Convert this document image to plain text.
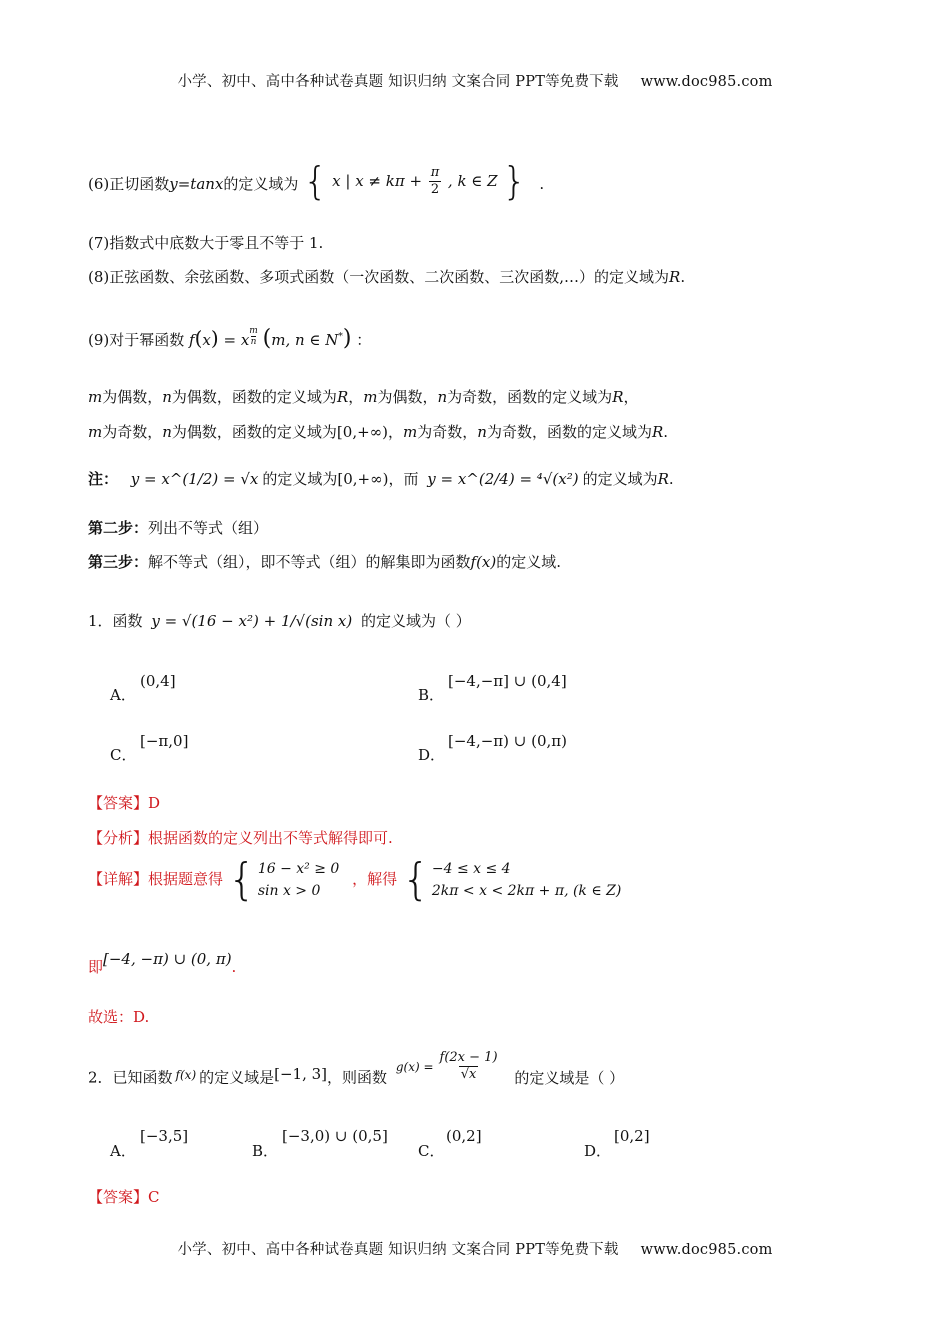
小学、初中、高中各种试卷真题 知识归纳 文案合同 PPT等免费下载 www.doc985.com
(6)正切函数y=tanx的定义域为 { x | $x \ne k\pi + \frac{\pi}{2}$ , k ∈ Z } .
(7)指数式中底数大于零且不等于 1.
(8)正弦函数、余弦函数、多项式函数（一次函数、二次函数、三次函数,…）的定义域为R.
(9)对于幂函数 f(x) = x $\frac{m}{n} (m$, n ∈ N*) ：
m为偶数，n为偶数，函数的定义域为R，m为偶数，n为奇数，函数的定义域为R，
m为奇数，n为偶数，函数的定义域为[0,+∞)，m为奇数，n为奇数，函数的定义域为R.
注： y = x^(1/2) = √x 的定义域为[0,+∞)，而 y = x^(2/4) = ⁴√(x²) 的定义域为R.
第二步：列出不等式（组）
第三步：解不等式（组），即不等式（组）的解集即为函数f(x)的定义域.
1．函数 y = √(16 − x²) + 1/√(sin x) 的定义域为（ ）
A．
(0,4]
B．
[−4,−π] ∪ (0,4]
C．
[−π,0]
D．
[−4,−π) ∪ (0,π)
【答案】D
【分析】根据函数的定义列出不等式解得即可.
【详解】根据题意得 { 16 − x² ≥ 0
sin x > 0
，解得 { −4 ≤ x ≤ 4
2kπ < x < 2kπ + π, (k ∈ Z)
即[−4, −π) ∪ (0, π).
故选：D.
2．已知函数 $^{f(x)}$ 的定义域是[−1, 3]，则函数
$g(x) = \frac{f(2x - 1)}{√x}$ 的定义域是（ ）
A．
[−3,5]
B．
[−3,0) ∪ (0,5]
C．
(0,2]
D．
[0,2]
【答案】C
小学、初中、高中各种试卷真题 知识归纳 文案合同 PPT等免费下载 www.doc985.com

--

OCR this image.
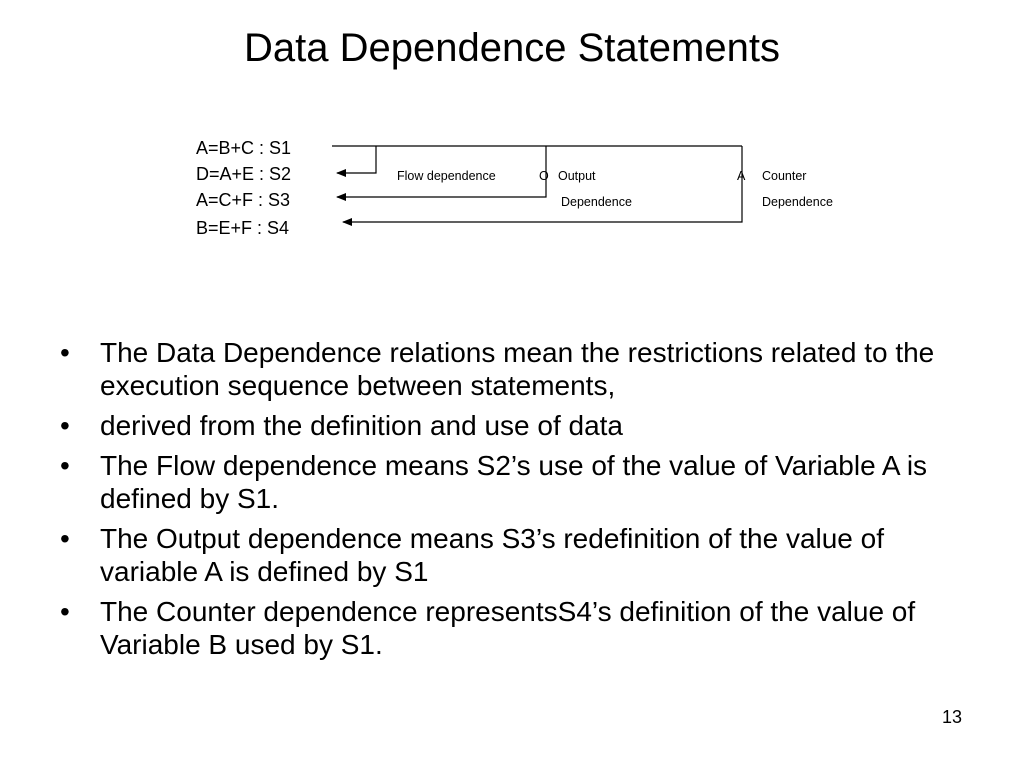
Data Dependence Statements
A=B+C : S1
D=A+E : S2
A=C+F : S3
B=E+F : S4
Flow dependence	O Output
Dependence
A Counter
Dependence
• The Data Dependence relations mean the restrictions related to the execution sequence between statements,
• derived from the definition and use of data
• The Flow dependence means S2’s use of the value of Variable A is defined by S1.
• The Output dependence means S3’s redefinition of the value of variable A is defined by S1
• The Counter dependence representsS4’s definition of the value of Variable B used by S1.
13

What is needed
Find every line in the records that has the string "image", then state how many there are and nothing else.

Solution for this exercise
2